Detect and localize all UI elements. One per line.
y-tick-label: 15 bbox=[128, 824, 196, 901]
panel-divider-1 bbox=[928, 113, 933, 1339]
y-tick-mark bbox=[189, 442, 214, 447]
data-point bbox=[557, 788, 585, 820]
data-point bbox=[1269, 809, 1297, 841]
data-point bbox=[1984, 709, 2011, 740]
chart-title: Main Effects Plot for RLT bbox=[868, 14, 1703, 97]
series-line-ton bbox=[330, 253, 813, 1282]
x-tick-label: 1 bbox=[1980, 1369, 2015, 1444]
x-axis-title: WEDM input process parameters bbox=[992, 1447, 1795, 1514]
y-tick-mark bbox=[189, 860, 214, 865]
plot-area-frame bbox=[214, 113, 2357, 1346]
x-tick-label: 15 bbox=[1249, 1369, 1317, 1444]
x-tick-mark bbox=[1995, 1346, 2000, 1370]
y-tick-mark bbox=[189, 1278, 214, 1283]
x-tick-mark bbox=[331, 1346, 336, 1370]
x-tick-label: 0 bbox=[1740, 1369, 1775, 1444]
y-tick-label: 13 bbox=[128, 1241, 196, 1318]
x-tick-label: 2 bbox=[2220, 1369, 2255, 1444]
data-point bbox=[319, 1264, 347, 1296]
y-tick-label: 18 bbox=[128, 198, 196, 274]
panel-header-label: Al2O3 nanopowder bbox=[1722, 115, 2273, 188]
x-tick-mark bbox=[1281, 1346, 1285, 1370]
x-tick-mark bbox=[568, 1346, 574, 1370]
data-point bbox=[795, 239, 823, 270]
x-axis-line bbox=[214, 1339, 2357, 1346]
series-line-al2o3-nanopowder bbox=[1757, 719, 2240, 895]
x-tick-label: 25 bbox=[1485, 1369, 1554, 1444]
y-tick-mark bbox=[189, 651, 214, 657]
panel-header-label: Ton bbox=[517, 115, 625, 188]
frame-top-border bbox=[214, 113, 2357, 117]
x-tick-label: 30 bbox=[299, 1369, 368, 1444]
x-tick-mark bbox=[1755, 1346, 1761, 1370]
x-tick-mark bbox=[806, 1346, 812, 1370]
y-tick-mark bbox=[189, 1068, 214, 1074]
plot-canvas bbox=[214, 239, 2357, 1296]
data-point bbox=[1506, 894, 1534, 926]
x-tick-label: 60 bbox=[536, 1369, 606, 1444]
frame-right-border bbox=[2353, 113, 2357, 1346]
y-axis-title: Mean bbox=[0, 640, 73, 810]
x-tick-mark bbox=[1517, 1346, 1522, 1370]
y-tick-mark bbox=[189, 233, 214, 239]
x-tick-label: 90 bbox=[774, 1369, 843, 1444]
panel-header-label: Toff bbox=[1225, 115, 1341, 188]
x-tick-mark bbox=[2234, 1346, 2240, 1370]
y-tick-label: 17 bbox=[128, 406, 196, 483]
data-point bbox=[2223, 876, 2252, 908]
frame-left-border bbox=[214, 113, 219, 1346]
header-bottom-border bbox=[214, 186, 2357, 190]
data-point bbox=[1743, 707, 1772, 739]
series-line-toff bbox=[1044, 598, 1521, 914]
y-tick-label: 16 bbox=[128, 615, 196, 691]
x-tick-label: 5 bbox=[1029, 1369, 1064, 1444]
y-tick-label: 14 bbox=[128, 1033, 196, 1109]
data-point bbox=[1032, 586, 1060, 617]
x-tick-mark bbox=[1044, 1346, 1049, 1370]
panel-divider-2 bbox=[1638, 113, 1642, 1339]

» **PROBLEM DESCRIPTION**:
Copy every line of the item above word for word.

» **COMPLETED EXERCISE**:
Detect and localize all UI elements. One per line.
y-tick-label: 15 bbox=[128, 824, 196, 901]
panel-divider-1 bbox=[928, 113, 933, 1339]
y-tick-mark bbox=[189, 442, 214, 447]
data-point bbox=[557, 788, 585, 820]
data-point bbox=[1269, 809, 1297, 841]
data-point bbox=[1984, 709, 2011, 740]
chart-title: Main Effects Plot for RLT bbox=[868, 14, 1703, 97]
series-line-ton bbox=[330, 253, 813, 1282]
x-tick-label: 1 bbox=[1980, 1369, 2015, 1444]
x-axis-title: WEDM input process parameters bbox=[992, 1447, 1795, 1514]
y-tick-mark bbox=[189, 860, 214, 865]
plot-area-frame bbox=[214, 113, 2357, 1346]
x-tick-label: 15 bbox=[1249, 1369, 1317, 1444]
x-tick-mark bbox=[1995, 1346, 2000, 1370]
y-tick-mark bbox=[189, 1278, 214, 1283]
x-tick-mark bbox=[331, 1346, 336, 1370]
x-tick-label: 0 bbox=[1740, 1369, 1775, 1444]
y-tick-label: 13 bbox=[128, 1241, 196, 1318]
x-tick-label: 2 bbox=[2220, 1369, 2255, 1444]
data-point bbox=[319, 1264, 347, 1296]
y-tick-label: 18 bbox=[128, 198, 196, 274]
panel-header-label: Al2O3 nanopowder bbox=[1722, 115, 2273, 188]
x-tick-mark bbox=[1281, 1346, 1285, 1370]
x-tick-mark bbox=[568, 1346, 574, 1370]
data-point bbox=[795, 239, 823, 270]
x-axis-line bbox=[214, 1339, 2357, 1346]
series-line-al2o3-nanopowder bbox=[1757, 719, 2240, 895]
x-tick-label: 25 bbox=[1485, 1369, 1554, 1444]
y-tick-mark bbox=[189, 651, 214, 657]
panel-header-label: Ton bbox=[517, 115, 625, 188]
frame-top-border bbox=[214, 113, 2357, 117]
x-tick-label: 30 bbox=[299, 1369, 368, 1444]
x-tick-mark bbox=[1755, 1346, 1761, 1370]
x-tick-mark bbox=[806, 1346, 812, 1370]
y-tick-mark bbox=[189, 1068, 214, 1074]
plot-canvas bbox=[214, 239, 2357, 1296]
data-point bbox=[1506, 894, 1534, 926]
x-tick-label: 60 bbox=[536, 1369, 606, 1444]
frame-right-border bbox=[2353, 113, 2357, 1346]
y-axis-title: Mean bbox=[0, 640, 73, 810]
x-tick-mark bbox=[1517, 1346, 1522, 1370]
y-tick-mark bbox=[189, 233, 214, 239]
x-tick-label: 90 bbox=[774, 1369, 843, 1444]
panel-header-label: Toff bbox=[1225, 115, 1341, 188]
x-tick-mark bbox=[2234, 1346, 2240, 1370]
y-tick-label: 17 bbox=[128, 406, 196, 483]
data-point bbox=[2223, 876, 2252, 908]
frame-left-border bbox=[214, 113, 219, 1346]
header-bottom-border bbox=[214, 186, 2357, 190]
data-point bbox=[1743, 707, 1772, 739]
series-line-toff bbox=[1044, 598, 1521, 914]
y-tick-label: 16 bbox=[128, 615, 196, 691]
x-tick-label: 5 bbox=[1029, 1369, 1064, 1444]
y-tick-label: 14 bbox=[128, 1033, 196, 1109]
data-point bbox=[1032, 586, 1060, 617]
x-tick-mark bbox=[1044, 1346, 1049, 1370]
panel-divider-2 bbox=[1638, 113, 1642, 1339]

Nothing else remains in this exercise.